Dataset entries on figures
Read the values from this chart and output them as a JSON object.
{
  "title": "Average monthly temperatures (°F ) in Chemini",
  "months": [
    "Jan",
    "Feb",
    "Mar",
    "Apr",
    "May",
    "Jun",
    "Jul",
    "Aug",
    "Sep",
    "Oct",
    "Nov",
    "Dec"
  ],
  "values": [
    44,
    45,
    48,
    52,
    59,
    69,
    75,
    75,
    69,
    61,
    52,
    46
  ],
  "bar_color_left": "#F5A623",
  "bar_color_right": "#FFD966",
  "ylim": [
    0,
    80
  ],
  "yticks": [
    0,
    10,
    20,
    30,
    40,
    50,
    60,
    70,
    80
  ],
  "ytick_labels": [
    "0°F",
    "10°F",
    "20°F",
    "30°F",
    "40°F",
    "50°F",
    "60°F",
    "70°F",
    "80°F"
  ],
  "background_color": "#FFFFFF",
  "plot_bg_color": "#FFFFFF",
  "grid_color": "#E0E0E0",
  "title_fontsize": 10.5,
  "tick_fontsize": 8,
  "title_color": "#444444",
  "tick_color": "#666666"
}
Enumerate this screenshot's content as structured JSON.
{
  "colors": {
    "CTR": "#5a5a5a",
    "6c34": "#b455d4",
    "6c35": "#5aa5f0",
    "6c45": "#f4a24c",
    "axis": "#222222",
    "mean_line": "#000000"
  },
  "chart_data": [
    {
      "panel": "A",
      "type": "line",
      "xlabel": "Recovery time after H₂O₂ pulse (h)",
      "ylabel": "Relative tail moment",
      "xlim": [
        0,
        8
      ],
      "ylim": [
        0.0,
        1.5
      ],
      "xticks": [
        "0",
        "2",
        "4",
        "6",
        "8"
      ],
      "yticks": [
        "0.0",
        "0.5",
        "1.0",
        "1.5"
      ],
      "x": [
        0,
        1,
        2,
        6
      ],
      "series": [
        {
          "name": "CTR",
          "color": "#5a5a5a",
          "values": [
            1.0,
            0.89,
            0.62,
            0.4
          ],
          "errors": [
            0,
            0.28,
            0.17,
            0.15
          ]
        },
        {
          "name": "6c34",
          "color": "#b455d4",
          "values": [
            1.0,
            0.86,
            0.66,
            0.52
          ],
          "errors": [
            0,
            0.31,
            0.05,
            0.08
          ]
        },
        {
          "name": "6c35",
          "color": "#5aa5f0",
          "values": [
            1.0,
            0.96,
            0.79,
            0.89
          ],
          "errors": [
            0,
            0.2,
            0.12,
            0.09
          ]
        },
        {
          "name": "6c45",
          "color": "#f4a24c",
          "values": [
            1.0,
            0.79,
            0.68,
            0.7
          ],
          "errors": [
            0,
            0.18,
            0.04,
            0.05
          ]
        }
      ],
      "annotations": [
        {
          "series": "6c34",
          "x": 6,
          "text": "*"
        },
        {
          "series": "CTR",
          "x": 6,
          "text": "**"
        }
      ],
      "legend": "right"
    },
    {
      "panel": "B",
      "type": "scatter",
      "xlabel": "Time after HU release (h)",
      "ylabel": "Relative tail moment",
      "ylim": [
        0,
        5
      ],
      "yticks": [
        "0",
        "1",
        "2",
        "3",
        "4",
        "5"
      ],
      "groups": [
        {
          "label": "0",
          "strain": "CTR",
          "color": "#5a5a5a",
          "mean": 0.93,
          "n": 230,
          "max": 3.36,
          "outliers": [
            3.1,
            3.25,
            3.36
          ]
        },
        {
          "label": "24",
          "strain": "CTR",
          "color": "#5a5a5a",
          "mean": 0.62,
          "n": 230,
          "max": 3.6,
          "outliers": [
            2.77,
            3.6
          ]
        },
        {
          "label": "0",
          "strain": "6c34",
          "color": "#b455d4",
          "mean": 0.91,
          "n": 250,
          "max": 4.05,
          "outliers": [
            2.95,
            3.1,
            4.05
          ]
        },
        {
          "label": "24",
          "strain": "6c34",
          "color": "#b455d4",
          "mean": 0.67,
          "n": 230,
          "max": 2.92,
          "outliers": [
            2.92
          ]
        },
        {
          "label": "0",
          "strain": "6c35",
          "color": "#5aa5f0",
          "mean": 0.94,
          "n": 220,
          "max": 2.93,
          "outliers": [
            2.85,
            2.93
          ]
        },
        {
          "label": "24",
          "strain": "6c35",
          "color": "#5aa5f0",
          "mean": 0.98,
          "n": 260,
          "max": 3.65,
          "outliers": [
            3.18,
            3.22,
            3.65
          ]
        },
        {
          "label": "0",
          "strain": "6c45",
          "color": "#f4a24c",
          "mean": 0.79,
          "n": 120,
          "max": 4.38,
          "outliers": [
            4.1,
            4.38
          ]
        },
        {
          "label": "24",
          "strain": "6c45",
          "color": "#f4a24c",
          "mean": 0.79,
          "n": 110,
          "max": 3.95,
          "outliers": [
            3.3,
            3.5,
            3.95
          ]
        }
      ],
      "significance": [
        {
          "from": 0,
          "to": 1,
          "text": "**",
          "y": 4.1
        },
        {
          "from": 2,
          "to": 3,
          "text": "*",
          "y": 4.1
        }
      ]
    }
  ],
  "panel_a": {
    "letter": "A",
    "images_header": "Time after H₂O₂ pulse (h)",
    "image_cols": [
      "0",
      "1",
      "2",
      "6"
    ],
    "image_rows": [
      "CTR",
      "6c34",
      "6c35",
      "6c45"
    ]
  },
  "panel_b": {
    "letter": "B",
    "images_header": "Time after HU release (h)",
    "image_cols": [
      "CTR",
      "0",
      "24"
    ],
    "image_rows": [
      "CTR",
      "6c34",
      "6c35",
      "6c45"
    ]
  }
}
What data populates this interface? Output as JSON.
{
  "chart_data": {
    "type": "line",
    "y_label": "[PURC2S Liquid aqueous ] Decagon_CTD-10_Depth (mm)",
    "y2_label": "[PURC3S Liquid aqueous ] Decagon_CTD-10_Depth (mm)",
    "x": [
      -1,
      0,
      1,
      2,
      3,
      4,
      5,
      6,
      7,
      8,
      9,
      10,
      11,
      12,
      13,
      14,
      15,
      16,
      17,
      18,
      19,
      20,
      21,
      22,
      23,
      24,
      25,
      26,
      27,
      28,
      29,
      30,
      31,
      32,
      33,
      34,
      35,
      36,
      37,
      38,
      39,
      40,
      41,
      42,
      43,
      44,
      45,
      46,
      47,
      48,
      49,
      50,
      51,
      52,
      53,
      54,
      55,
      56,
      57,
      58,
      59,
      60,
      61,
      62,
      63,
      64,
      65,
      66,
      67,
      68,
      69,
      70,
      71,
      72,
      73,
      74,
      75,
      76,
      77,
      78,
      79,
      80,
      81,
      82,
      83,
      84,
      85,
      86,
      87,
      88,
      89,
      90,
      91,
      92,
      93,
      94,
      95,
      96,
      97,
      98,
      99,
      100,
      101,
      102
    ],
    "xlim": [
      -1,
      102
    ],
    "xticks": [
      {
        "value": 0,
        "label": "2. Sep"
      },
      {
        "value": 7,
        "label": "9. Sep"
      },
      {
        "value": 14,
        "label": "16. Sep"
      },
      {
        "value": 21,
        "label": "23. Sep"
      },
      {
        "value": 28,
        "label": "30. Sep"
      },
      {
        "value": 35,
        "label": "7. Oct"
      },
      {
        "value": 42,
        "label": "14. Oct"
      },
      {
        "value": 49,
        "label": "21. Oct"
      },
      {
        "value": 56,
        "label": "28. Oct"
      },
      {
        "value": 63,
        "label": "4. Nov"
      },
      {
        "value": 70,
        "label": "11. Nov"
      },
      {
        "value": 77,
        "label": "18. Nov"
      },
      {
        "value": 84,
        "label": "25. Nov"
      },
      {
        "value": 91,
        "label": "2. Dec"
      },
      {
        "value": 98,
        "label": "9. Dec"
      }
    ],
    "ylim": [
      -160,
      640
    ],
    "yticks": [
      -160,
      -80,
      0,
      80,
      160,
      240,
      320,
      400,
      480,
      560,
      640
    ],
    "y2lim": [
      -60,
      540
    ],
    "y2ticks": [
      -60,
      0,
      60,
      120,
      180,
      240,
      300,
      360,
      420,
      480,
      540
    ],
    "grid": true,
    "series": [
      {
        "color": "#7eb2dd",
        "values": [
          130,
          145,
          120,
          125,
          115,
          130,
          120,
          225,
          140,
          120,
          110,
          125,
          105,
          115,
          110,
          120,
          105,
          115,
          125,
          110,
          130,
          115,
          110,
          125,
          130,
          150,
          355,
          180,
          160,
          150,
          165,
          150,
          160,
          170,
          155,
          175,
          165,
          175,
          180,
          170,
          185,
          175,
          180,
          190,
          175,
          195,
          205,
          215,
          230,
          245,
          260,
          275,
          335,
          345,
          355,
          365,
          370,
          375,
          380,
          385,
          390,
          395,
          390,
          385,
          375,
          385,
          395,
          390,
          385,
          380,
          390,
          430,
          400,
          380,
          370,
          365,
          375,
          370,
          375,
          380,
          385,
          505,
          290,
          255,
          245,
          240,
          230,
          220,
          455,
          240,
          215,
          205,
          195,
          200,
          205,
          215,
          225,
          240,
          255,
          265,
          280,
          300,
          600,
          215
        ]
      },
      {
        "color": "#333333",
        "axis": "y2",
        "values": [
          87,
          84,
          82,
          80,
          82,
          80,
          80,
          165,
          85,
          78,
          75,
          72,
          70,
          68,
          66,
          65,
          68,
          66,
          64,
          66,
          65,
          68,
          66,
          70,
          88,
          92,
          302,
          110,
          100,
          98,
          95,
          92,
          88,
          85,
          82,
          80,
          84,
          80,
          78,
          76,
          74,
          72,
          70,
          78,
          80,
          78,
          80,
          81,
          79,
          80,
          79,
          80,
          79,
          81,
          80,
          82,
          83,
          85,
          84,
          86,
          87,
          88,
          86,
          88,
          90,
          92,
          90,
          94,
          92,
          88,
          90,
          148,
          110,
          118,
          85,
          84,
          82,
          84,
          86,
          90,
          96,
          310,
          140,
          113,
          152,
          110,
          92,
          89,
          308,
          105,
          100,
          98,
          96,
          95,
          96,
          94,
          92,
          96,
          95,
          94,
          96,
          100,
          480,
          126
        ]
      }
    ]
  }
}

> AIM:
Copy each line in the data that holds the word "release".

> RESPONSE TO THIS EXERCISE:
      "xlabel": "Time after HU release (h)",
    "images_header": "Time after HU release (h)",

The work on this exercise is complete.